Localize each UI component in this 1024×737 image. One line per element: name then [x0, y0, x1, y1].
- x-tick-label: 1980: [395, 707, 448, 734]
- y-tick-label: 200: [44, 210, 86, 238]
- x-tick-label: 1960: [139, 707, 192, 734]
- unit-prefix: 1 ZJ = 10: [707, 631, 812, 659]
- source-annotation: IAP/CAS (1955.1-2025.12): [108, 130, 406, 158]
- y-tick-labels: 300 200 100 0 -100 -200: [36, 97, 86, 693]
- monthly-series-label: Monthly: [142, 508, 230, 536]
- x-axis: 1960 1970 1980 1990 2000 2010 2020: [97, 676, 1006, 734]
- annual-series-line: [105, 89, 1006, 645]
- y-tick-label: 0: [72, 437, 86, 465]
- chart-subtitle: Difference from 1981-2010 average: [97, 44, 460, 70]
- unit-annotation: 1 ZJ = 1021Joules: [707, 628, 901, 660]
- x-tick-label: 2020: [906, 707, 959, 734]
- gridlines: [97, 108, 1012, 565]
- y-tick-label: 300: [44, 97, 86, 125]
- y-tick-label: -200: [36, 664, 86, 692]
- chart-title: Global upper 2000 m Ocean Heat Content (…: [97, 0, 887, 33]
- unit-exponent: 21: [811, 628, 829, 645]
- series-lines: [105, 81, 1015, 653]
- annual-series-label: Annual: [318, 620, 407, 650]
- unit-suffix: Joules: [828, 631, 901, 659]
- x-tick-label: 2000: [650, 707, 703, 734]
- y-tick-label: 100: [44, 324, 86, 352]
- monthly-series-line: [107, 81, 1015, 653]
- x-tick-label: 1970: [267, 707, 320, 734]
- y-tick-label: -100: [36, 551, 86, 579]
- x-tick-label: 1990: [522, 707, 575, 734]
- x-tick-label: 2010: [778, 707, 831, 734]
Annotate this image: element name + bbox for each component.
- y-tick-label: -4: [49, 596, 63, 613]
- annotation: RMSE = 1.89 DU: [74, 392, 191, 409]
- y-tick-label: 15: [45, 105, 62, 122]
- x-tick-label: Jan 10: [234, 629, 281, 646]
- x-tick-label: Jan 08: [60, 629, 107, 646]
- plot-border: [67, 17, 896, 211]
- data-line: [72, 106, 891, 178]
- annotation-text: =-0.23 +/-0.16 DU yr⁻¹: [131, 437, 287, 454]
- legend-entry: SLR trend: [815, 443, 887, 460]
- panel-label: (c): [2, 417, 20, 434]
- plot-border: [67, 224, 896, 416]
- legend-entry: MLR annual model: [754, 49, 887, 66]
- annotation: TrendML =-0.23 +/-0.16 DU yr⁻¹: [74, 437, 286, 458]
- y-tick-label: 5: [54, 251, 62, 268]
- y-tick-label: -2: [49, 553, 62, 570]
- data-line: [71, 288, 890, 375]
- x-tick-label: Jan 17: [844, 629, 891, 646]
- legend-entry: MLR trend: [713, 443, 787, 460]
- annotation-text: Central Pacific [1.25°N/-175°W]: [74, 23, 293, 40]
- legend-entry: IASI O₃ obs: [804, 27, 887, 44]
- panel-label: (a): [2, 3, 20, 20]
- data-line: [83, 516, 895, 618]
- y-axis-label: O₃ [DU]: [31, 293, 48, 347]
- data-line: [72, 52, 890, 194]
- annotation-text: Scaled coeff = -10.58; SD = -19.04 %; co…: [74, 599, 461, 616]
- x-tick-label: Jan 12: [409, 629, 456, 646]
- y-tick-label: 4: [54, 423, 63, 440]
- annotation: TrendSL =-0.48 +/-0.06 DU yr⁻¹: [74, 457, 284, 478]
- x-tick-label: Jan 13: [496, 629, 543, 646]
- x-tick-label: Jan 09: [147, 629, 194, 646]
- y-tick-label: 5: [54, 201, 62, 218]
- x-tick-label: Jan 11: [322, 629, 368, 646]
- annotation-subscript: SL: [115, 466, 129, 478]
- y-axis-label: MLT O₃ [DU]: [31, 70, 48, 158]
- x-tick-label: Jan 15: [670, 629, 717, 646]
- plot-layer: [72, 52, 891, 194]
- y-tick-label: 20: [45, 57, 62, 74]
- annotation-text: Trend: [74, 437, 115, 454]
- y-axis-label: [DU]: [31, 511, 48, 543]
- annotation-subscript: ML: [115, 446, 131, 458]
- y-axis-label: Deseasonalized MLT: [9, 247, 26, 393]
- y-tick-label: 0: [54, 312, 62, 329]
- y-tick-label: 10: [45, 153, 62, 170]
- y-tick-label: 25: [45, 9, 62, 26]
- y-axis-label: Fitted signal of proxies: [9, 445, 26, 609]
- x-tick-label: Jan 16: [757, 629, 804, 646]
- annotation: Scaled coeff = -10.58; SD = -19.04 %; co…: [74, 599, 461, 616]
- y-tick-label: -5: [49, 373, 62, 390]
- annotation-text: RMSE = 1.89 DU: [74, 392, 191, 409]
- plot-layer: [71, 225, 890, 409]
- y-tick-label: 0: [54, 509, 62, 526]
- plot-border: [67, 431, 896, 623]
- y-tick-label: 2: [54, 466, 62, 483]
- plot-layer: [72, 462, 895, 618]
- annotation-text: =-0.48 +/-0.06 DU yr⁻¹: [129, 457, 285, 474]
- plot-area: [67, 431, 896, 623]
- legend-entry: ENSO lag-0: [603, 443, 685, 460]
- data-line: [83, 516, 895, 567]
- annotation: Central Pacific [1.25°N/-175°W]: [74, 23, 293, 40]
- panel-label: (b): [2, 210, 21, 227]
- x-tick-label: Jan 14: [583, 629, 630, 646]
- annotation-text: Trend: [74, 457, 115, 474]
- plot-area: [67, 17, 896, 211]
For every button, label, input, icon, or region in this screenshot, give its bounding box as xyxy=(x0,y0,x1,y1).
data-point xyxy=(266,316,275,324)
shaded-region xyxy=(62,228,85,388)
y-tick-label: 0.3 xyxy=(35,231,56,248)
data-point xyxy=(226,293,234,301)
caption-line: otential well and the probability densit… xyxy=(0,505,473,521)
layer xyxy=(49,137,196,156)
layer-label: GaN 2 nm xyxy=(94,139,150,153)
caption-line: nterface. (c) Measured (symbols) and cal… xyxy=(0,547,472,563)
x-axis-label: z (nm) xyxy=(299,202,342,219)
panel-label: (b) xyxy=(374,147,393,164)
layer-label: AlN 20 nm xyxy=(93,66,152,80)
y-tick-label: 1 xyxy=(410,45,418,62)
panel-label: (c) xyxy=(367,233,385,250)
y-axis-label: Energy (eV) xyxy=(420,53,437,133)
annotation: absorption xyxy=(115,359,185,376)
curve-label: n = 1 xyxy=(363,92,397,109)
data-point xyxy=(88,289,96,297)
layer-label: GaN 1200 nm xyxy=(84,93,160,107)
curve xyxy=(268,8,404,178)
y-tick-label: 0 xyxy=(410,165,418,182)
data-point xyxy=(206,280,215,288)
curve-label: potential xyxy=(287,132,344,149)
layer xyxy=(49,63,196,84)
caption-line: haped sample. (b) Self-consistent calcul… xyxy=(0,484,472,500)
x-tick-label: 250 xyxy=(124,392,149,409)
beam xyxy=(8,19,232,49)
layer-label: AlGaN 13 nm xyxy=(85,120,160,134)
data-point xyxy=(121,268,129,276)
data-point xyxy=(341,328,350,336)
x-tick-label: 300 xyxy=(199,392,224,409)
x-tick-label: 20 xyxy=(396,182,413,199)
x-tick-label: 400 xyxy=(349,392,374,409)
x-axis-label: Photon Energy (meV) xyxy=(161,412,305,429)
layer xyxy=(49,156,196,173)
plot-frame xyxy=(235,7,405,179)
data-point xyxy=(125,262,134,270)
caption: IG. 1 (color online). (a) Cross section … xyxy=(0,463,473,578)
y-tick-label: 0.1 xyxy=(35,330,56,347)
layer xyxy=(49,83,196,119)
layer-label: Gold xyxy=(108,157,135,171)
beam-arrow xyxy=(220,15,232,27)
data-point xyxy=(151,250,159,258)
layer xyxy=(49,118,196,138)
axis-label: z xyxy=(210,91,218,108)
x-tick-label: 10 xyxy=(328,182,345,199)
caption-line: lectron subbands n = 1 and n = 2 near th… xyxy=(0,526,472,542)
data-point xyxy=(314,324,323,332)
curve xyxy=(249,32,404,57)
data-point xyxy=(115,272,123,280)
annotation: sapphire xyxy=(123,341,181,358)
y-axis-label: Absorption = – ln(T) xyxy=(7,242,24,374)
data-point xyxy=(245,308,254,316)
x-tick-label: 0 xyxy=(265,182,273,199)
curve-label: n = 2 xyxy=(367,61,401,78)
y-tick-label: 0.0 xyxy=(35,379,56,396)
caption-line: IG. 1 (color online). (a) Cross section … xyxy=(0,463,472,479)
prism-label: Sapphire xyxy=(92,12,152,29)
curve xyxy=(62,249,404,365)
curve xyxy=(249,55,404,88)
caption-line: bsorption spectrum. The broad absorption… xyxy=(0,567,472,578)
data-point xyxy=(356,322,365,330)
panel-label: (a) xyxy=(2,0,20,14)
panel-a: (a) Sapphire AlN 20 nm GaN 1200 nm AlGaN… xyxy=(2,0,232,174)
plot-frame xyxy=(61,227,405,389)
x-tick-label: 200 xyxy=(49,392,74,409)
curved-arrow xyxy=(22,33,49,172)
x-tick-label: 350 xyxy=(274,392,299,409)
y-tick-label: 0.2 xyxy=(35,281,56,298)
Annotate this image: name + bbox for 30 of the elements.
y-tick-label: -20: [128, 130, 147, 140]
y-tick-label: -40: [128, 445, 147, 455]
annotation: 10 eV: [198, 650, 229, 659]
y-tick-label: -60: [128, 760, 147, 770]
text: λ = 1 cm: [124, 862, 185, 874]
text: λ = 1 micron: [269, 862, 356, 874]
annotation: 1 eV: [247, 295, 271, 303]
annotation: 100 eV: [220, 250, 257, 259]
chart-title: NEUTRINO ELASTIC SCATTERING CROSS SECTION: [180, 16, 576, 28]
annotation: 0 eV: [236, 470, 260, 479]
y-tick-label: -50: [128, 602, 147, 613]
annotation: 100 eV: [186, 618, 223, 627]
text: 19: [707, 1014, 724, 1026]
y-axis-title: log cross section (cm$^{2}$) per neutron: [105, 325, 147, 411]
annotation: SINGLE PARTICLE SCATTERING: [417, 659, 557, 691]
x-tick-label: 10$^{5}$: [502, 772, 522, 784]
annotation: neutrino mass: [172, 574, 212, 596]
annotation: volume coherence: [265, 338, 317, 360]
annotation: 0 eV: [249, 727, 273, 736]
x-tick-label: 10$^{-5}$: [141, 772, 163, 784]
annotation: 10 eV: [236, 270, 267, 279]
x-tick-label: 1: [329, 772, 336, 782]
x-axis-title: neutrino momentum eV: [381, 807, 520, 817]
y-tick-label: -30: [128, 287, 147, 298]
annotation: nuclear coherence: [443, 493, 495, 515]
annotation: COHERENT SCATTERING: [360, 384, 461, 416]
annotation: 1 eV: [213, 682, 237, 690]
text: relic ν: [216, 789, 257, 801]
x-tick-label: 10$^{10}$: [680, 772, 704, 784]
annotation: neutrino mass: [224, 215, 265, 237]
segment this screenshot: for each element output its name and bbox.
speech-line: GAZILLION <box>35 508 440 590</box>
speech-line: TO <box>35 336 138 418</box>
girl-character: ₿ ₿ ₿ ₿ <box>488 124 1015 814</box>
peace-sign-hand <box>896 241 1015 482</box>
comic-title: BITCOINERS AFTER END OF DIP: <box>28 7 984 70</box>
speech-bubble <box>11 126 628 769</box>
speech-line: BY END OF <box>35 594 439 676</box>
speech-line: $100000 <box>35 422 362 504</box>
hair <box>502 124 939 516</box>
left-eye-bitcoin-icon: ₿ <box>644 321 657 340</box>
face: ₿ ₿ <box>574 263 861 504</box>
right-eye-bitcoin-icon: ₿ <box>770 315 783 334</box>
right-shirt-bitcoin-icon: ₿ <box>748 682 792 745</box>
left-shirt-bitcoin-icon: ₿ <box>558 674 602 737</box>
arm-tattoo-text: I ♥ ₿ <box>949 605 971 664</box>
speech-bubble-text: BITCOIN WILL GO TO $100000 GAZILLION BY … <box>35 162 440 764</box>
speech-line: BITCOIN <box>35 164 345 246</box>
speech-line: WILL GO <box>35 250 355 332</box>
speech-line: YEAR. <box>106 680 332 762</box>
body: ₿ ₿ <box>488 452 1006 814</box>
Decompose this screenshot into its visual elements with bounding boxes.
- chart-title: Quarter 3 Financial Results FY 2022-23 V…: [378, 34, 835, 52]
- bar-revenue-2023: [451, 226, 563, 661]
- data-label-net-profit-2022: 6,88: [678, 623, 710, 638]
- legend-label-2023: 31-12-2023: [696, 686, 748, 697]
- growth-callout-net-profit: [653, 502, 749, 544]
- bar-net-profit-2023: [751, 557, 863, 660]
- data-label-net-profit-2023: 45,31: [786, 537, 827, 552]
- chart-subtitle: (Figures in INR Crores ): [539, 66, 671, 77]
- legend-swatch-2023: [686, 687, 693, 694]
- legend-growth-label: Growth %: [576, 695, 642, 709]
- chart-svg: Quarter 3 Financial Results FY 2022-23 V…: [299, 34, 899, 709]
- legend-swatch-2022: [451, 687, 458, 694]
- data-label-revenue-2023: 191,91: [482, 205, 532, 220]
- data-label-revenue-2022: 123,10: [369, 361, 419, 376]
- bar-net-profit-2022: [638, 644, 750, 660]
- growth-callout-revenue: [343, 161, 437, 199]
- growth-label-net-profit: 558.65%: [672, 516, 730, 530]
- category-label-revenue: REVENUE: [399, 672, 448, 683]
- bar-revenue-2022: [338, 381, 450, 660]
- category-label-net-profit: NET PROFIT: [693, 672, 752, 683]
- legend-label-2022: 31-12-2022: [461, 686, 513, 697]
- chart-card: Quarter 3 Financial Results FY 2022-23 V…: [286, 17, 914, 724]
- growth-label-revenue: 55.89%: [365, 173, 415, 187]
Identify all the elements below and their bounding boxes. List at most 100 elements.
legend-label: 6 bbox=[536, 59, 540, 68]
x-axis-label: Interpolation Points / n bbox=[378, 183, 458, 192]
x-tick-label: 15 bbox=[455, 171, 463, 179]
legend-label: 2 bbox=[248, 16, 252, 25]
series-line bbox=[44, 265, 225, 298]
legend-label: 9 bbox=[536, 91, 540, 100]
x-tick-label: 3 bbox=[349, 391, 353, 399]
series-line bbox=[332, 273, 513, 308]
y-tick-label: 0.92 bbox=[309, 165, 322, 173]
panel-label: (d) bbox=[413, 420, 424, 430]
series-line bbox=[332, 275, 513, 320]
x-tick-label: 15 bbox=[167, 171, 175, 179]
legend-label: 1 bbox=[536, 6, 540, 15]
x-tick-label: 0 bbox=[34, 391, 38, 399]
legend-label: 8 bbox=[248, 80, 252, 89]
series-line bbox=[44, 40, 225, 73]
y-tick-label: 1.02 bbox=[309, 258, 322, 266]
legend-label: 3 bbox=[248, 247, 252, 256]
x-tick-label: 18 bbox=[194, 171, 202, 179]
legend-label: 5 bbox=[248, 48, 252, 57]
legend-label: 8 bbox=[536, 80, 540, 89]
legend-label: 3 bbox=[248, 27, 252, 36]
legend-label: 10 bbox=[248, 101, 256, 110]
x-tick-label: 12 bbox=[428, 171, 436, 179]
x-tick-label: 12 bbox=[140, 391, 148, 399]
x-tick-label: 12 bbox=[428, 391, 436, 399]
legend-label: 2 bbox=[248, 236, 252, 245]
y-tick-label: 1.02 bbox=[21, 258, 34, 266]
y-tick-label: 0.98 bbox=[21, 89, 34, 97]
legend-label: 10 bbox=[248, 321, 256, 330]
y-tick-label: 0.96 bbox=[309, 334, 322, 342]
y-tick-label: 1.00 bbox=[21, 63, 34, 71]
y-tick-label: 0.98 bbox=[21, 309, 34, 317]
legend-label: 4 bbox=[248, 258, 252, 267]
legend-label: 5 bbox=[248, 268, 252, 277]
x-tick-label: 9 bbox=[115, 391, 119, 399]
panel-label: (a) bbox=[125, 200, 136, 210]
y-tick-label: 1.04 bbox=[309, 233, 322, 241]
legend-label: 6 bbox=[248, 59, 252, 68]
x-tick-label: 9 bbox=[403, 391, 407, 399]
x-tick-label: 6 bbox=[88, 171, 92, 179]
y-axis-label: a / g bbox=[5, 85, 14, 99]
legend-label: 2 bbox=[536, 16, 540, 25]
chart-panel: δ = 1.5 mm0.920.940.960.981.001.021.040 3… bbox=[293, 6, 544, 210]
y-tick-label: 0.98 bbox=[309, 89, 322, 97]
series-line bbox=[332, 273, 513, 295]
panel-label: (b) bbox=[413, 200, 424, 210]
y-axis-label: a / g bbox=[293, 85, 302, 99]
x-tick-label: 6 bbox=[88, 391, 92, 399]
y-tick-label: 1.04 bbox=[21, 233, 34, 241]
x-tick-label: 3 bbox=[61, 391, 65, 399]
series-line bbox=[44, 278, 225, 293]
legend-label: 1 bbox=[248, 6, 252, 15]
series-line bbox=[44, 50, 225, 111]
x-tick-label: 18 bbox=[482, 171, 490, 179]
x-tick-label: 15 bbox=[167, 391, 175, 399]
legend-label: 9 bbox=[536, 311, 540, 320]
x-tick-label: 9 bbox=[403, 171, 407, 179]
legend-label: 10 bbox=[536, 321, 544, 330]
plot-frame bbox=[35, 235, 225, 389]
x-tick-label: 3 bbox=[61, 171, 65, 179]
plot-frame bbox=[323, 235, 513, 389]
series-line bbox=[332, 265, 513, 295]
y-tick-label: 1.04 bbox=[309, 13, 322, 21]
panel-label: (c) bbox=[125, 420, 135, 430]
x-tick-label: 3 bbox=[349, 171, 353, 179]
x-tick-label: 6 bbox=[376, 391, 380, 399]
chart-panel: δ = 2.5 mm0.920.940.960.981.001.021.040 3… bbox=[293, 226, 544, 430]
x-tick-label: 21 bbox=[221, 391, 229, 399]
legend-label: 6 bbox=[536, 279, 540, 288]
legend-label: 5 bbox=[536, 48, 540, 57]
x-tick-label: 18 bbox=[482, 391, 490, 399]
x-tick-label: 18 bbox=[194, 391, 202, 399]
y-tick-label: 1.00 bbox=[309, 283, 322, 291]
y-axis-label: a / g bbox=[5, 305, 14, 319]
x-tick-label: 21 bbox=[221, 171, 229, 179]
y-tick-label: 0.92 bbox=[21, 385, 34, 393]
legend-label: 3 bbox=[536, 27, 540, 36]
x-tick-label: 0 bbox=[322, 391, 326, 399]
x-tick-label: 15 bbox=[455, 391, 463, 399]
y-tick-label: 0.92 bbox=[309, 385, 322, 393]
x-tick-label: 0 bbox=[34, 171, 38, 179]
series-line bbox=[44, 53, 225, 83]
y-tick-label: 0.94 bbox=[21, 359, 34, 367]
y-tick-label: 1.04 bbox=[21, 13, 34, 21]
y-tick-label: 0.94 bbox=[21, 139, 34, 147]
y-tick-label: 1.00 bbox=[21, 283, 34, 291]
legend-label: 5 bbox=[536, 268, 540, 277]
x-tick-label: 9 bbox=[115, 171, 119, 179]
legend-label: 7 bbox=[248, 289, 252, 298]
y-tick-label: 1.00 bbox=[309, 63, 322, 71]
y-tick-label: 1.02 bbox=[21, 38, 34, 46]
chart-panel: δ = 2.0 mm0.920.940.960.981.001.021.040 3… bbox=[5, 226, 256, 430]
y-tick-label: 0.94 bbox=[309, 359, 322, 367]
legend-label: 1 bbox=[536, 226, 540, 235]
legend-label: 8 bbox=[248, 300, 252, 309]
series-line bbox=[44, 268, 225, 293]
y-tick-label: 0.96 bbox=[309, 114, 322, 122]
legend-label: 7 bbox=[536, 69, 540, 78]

────────────────

# [Task]
Copy the data from its start down through the line containing "- x-tick-label: 2020: [906, 707, 959, 734]", swapping "Difference" for "Departure" and changing nothing else.

# [Complete output]
Localize each UI component in this 1024×737 image. One line per element: name then [x0, y0, x1, y1].
- x-tick-label: 1980: [395, 707, 448, 734]
- y-tick-label: 200: [44, 210, 86, 238]
- x-tick-label: 1960: [139, 707, 192, 734]
- unit-prefix: 1 ZJ = 10: [707, 631, 812, 659]
- source-annotation: IAP/CAS (1955.1-2025.12): [108, 130, 406, 158]
- y-tick-labels: 300 200 100 0 -100 -200: [36, 97, 86, 693]
- monthly-series-label: Monthly: [142, 508, 230, 536]
- x-axis: 1960 1970 1980 1990 2000 2010 2020: [97, 676, 1006, 734]
- annual-series-line: [105, 89, 1006, 645]
- y-tick-label: 0: [72, 437, 86, 465]
- chart-subtitle: Departure from 1981-2010 average: [97, 44, 460, 70]
- unit-annotation: 1 ZJ = 1021Joules: [707, 628, 901, 660]
- x-tick-label: 2020: [906, 707, 959, 734]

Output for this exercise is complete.